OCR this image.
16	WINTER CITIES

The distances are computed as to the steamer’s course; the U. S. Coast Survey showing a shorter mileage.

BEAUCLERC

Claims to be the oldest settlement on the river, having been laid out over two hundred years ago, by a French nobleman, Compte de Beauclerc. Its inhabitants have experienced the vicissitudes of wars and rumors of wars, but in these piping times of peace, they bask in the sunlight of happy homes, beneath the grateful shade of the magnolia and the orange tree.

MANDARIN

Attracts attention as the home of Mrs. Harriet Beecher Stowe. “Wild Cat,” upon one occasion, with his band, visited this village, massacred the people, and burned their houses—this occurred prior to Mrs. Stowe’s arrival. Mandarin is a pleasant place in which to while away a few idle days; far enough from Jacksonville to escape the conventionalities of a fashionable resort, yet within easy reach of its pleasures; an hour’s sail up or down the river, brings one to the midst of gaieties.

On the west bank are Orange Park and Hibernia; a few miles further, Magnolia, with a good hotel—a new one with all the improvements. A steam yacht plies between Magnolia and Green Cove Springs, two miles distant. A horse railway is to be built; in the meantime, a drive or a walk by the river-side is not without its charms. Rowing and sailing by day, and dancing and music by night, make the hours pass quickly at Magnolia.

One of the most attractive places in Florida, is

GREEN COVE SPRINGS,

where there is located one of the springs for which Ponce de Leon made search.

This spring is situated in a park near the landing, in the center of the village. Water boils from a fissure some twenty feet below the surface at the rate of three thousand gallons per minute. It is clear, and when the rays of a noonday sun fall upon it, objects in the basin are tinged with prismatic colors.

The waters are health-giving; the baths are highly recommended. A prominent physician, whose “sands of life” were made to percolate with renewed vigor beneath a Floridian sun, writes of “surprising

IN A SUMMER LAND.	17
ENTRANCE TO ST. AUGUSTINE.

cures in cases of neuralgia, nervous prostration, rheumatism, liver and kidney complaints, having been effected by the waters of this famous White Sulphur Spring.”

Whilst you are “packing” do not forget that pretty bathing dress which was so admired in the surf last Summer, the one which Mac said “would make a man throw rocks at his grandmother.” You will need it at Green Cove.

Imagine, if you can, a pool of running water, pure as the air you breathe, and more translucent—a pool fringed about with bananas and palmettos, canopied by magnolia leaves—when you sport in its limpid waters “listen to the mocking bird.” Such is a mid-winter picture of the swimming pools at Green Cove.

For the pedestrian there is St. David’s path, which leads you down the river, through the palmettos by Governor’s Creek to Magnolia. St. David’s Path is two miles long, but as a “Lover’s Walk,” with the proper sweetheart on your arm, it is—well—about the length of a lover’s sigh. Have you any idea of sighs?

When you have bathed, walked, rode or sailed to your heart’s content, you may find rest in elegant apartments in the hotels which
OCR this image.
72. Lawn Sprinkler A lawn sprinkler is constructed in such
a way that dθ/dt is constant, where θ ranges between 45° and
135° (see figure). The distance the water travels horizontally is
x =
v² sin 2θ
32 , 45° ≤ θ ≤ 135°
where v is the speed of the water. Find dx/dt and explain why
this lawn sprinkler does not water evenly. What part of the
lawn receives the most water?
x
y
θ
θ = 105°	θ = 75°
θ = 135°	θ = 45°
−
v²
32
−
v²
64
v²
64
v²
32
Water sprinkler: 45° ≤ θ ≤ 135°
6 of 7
- - -
WRITTEN PROBLEM. Reproduce each line verbatim.

RESPONSE FOR THIS EXERCISE.
OCR this image.
16	WINTER CITIES

The distances are computed as to the steamer’s course; the U. S. Coast Survey showing a shorter mileage.

BEAUCLERC

Claims to be the oldest settlement on the river, having been laid out over two hundred years ago, by a French nobleman, Compte de Beauclerc. Its inhabitants have experienced the vicissitudes of wars and rumors of wars, but in these piping times of peace, they bask in the sunlight of happy homes, beneath the grateful shade of the magnolia and the orange tree.

MANDARIN

Attracts attention as the home of Mrs. Harriet Beecher Stowe. “Wild Cat,” upon one occasion, with his band, visited this village, massacred the people, and burned their houses—this occurred prior to Mrs. Stowe’s arrival. Mandarin is a pleasant place in which to while away a few idle days; far enough from Jacksonville to escape the conventionalities of a fashionable resort, yet within easy reach of its pleasures; an hour’s sail up or down the river, brings one to the midst of gaieties.

On the west bank are Orange Park and Hibernia; a few miles further, Magnolia, with a good hotel—a new one with all the improvements. A steam yacht plies between Magnolia and Green Cove Springs, two miles distant. A horse railway is to be built; in the meantime, a drive or a walk by the river-side is not without its charms. Rowing and sailing by day, and dancing and music by night, make the hours pass quickly at Magnolia.

One of the most attractive places in Florida, is

GREEN COVE SPRINGS,

where there is located one of the springs for which Ponce de Leon made search.

This spring is situated in a park near the landing, in the center of the village. Water boils from a fissure some twenty feet below the surface at the rate of three thousand gallons per minute. It is clear, and when the rays of a noonday sun fall upon it, objects in the basin are tinged with prismatic colors.

The waters are health-giving; the baths are highly recommended. A prominent physician, whose “sands of life” were made to percolate with renewed vigor beneath a Floridian sun, writes of “surprising

IN A SUMMER LAND.	17
ENTRANCE TO ST. AUGUSTINE.

cures in cases of neuralgia, nervous prostration, rheumatism, liver and kidney complaints, having been effected by the waters of this famous White Sulphur Spring.”

Whilst you are “packing” do not forget that pretty bathing dress which was so admired in the surf last Summer, the one which Mac said “would make a man throw rocks at his grandmother.” You will need it at Green Cove.

Imagine, if you can, a pool of running water, pure as the air you breathe, and more translucent—a pool fringed about with bananas and palmettos, canopied by magnolia leaves—when you sport in its limpid waters “listen to the mocking bird.” Such is a mid-winter picture of the swimming pools at Green Cove.

For the pedestrian there is St. David’s path, which leads you down the river, through the palmettos by Governor’s Creek to Magnolia. St. David’s Path is two miles long, but as a “Lover’s Walk,” with the proper sweetheart on your arm, it is—well—about the length of a lover’s sigh. Have you any idea of sighs?

When you have bathed, walked, rode or sailed to your heart’s content, you may find rest in elegant apartments in the hotels which
OCR this image.
72. Lawn Sprinkler A lawn sprinkler is constructed in such
a way that dθ/dt is constant, where θ ranges between 45° and
135° (see figure). The distance the water travels horizontally is
x =
v² sin 2θ
32 , 45° ≤ θ ≤ 135°
where v is the speed of the water. Find dx/dt and explain why
this lawn sprinkler does not water evenly. What part of the
lawn receives the most water?
x
y
θ
θ = 105°	θ = 75°
θ = 135°	θ = 45°
−
v²
32
−
v²
64
v²
64
v²
32
Water sprinkler: 45° ≤ θ ≤ 135°
6 of 7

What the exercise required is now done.